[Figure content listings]
+ + + + + + +

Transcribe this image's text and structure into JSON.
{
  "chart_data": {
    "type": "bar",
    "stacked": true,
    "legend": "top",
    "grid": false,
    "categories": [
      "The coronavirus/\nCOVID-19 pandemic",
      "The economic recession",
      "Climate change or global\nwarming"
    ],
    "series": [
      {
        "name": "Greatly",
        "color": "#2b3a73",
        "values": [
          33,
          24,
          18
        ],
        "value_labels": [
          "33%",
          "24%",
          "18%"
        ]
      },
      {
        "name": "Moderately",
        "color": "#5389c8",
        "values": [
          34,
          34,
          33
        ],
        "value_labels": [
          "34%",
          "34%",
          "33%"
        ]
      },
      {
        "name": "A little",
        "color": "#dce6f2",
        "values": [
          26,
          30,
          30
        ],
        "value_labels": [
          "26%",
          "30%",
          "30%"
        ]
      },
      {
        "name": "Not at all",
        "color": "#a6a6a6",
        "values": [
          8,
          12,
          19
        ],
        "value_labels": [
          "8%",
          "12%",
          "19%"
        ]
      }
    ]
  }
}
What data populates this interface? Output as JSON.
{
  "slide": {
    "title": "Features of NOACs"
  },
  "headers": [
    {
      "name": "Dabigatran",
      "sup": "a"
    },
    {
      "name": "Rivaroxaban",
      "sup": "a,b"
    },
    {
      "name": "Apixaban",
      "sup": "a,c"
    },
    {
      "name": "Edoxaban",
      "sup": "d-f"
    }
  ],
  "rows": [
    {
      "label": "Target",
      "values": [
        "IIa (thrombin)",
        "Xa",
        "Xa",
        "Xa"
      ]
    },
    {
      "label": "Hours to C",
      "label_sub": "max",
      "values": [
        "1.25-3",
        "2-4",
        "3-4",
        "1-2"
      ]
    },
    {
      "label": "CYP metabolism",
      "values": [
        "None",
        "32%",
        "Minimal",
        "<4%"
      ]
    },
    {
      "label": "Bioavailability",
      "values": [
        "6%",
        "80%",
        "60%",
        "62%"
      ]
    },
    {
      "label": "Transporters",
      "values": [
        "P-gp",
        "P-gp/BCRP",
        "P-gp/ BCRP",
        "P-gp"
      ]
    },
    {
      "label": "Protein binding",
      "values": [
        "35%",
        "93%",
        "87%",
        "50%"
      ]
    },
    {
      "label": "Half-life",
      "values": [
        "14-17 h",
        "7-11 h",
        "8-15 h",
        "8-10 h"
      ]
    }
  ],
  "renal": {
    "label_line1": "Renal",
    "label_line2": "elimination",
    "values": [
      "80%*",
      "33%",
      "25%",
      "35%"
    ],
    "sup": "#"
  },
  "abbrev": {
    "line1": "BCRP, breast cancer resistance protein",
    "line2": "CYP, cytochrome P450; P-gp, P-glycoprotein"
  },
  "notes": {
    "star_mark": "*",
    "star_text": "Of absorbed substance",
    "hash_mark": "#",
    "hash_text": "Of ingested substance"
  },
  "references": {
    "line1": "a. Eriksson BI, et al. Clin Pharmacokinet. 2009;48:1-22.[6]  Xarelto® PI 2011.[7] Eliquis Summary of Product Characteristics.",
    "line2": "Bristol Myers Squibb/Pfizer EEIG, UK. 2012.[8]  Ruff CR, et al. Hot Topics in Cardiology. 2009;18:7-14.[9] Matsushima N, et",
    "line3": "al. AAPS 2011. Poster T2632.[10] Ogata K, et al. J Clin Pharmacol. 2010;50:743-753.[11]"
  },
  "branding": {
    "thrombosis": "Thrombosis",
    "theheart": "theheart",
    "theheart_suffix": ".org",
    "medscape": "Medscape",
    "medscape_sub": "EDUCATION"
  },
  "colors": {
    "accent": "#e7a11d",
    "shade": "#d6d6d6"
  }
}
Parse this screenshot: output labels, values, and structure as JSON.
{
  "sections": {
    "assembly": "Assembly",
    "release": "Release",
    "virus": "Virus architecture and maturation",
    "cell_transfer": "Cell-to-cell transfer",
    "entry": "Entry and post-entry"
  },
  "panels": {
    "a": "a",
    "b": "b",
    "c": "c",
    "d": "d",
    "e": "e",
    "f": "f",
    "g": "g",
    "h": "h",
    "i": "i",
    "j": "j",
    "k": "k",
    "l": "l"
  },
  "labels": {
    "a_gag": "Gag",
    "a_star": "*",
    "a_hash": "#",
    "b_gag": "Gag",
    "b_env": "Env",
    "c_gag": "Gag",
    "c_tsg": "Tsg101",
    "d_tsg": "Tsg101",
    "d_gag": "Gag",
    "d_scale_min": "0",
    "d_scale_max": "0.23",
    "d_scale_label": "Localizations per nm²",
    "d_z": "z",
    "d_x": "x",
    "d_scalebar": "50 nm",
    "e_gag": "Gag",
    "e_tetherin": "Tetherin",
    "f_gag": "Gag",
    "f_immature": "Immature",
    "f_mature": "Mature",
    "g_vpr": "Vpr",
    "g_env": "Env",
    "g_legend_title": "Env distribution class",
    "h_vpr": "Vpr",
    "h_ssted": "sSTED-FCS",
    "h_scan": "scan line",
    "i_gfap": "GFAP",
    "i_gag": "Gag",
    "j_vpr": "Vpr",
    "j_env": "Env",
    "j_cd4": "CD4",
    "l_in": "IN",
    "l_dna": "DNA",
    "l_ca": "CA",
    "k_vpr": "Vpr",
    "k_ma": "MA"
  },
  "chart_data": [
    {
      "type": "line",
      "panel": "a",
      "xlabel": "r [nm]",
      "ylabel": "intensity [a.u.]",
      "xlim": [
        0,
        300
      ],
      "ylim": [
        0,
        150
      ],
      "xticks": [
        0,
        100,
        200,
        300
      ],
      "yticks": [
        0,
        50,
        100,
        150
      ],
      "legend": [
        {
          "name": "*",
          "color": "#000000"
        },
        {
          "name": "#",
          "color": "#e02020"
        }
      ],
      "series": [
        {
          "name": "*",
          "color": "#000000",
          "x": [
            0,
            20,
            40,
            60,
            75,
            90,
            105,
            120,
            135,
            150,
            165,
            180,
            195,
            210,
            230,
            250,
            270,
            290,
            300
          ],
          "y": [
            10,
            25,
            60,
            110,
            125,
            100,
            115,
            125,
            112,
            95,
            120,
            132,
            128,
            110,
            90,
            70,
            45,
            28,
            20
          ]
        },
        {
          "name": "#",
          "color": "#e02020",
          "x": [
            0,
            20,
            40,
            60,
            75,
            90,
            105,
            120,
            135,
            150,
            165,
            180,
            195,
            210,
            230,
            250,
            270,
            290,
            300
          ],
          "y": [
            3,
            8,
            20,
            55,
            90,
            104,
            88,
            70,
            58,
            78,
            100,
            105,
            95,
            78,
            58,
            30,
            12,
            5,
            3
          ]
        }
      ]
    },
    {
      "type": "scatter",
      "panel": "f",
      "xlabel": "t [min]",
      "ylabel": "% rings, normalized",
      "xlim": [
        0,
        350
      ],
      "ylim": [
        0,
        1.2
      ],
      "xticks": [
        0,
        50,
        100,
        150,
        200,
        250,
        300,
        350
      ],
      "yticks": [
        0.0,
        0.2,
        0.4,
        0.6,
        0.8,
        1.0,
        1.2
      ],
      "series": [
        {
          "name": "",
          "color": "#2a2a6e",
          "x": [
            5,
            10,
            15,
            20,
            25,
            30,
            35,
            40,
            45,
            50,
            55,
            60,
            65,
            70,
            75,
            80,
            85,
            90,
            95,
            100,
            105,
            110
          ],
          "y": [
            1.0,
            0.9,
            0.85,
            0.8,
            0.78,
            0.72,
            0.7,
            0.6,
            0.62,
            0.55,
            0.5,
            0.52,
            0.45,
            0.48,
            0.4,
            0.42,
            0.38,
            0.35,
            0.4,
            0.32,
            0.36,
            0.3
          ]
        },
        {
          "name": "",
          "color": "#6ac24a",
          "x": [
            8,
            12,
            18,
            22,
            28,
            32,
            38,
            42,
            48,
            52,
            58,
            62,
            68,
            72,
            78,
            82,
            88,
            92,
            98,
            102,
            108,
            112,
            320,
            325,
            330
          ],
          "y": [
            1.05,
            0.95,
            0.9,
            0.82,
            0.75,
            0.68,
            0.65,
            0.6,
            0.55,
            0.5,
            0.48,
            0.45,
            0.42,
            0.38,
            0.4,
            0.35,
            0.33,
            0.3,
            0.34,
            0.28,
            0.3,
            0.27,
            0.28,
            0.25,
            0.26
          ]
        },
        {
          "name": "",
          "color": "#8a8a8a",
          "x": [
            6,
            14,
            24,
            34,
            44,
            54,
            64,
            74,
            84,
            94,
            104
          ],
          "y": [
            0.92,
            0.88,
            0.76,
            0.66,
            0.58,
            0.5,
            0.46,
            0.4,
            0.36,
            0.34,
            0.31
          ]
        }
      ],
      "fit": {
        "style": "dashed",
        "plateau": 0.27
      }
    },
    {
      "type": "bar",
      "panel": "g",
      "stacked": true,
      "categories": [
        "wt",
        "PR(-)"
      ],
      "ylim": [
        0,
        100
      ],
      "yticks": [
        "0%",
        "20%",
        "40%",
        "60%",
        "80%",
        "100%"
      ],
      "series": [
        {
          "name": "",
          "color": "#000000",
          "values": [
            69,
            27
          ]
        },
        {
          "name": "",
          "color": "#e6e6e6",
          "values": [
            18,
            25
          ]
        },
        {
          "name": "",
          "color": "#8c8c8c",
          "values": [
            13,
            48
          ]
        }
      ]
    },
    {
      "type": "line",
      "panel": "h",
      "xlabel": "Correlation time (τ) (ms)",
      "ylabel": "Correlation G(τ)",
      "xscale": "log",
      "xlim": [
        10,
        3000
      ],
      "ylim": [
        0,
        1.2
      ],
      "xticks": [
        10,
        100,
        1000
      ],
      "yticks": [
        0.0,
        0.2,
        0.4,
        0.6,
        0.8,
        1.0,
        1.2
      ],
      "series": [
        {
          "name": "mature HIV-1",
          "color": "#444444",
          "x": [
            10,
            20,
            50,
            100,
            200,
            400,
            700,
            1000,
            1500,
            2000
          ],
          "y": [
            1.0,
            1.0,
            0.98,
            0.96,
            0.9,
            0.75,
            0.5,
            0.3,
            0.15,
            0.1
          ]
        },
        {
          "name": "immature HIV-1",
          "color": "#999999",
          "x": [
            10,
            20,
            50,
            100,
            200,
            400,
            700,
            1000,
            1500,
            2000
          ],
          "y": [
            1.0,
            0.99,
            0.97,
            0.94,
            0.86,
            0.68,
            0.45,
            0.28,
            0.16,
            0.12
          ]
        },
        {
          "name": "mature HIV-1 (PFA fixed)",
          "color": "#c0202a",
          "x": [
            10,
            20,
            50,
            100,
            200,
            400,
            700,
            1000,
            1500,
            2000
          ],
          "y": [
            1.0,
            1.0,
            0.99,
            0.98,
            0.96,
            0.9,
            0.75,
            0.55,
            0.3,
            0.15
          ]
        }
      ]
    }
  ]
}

+ + + + + + +

WHAT TO PRODUCE |
List each line of the entries that holds the string "Correlation".

TASK OUTPUT |
      "xlabel": "Correlation time (τ) (ms)",
      "ylabel": "Correlation G(τ)",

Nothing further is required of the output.